→ GIVEN RECORDS:
>> Start

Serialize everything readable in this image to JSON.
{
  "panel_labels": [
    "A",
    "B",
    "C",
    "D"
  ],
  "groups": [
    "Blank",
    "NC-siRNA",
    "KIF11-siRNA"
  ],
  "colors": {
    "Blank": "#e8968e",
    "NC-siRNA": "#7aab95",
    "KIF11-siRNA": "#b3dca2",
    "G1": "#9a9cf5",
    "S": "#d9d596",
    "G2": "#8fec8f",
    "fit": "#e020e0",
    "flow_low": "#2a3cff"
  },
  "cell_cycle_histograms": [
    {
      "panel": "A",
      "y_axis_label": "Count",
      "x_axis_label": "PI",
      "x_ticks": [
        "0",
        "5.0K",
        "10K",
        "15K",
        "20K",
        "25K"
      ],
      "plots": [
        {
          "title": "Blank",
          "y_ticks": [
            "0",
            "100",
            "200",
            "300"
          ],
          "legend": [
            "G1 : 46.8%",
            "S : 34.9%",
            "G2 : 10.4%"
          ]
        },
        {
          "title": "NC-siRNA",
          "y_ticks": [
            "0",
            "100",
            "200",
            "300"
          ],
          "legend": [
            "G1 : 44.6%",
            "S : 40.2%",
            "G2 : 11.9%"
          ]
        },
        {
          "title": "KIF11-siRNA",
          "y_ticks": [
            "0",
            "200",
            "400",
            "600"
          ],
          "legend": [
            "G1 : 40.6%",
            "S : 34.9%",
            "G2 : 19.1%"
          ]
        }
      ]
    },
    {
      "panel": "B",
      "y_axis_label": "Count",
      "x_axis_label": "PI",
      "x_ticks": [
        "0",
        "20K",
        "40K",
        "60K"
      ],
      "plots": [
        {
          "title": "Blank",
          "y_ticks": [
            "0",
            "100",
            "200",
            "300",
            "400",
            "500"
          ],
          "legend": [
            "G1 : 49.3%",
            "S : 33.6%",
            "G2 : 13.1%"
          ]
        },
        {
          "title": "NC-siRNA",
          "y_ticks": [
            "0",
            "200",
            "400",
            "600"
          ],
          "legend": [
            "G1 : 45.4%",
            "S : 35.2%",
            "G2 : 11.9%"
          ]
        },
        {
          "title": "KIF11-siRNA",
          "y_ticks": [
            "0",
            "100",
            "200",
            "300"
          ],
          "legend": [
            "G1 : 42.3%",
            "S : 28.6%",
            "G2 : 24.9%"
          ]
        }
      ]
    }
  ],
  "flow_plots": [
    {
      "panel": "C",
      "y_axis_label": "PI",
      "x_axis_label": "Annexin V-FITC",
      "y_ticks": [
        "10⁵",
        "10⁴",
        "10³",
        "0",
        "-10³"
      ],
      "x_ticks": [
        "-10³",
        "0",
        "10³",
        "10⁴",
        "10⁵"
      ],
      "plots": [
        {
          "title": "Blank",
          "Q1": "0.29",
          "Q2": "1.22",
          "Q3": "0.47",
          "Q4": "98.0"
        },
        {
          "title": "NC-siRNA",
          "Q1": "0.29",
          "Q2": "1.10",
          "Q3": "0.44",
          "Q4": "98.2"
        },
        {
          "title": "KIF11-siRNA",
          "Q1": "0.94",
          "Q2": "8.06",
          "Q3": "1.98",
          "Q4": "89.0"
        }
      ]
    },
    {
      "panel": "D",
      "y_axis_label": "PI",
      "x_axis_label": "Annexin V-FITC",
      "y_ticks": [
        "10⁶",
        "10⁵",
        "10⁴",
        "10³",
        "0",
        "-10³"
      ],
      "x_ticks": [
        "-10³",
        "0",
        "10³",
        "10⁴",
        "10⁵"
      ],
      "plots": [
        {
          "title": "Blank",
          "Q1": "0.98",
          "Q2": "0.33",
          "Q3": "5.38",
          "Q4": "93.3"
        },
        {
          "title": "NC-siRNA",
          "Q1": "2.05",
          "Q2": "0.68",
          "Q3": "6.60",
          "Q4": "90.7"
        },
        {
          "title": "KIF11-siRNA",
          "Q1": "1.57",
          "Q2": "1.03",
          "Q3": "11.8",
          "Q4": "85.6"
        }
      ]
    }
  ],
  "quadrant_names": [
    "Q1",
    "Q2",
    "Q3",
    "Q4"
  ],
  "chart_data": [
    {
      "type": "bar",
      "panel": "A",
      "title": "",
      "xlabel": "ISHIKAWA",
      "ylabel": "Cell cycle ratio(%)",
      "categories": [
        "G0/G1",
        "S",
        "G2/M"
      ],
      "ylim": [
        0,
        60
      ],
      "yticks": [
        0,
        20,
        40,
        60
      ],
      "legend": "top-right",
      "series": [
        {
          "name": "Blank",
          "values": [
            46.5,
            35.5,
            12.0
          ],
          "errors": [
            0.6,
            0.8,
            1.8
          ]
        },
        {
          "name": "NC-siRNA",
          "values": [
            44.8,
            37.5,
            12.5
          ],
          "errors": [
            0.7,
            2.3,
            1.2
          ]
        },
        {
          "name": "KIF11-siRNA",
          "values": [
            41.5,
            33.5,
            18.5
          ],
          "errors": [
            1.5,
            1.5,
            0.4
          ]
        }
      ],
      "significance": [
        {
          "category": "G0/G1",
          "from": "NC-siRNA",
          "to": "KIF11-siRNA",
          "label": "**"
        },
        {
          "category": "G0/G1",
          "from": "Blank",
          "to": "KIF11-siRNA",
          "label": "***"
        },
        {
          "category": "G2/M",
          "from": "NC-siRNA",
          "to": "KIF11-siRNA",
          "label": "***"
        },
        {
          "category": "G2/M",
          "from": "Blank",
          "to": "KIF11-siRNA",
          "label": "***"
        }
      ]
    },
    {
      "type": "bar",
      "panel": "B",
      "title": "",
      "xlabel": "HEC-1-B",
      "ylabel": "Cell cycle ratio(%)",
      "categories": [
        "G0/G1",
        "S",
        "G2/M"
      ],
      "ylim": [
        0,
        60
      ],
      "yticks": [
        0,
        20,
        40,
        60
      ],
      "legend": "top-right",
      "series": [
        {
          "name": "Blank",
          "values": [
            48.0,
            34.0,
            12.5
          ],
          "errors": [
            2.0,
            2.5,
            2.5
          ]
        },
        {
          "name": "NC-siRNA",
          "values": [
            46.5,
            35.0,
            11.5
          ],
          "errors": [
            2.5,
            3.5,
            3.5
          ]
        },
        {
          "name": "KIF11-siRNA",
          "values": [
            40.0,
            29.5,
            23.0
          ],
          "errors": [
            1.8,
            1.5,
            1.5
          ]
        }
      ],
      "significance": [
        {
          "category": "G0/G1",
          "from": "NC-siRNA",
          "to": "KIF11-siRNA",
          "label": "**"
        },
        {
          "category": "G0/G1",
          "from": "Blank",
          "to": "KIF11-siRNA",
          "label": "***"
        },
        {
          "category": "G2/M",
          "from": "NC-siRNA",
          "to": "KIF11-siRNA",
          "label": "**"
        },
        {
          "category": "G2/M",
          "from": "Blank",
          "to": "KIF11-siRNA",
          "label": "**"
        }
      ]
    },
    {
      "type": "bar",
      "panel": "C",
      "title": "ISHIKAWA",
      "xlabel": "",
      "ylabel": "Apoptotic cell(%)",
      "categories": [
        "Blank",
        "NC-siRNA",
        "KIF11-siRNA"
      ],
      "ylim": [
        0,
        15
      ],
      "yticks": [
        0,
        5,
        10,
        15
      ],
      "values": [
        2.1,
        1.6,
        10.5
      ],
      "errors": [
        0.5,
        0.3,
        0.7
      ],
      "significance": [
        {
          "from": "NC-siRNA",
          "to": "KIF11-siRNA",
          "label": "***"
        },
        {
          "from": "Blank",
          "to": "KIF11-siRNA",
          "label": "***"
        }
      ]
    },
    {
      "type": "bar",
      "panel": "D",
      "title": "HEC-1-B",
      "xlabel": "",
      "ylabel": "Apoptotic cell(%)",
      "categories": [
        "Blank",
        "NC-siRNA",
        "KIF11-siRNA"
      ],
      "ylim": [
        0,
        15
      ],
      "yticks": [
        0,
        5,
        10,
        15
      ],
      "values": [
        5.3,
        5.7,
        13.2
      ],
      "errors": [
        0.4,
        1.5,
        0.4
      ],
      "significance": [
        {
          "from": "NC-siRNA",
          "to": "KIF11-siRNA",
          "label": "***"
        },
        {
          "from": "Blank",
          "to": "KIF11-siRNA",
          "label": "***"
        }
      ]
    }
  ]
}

>> End

→ YOUR GOAL: Go over the entries above and say how many lines hold the string "xlabel", with no other text.

→ FULL ANSWER: 4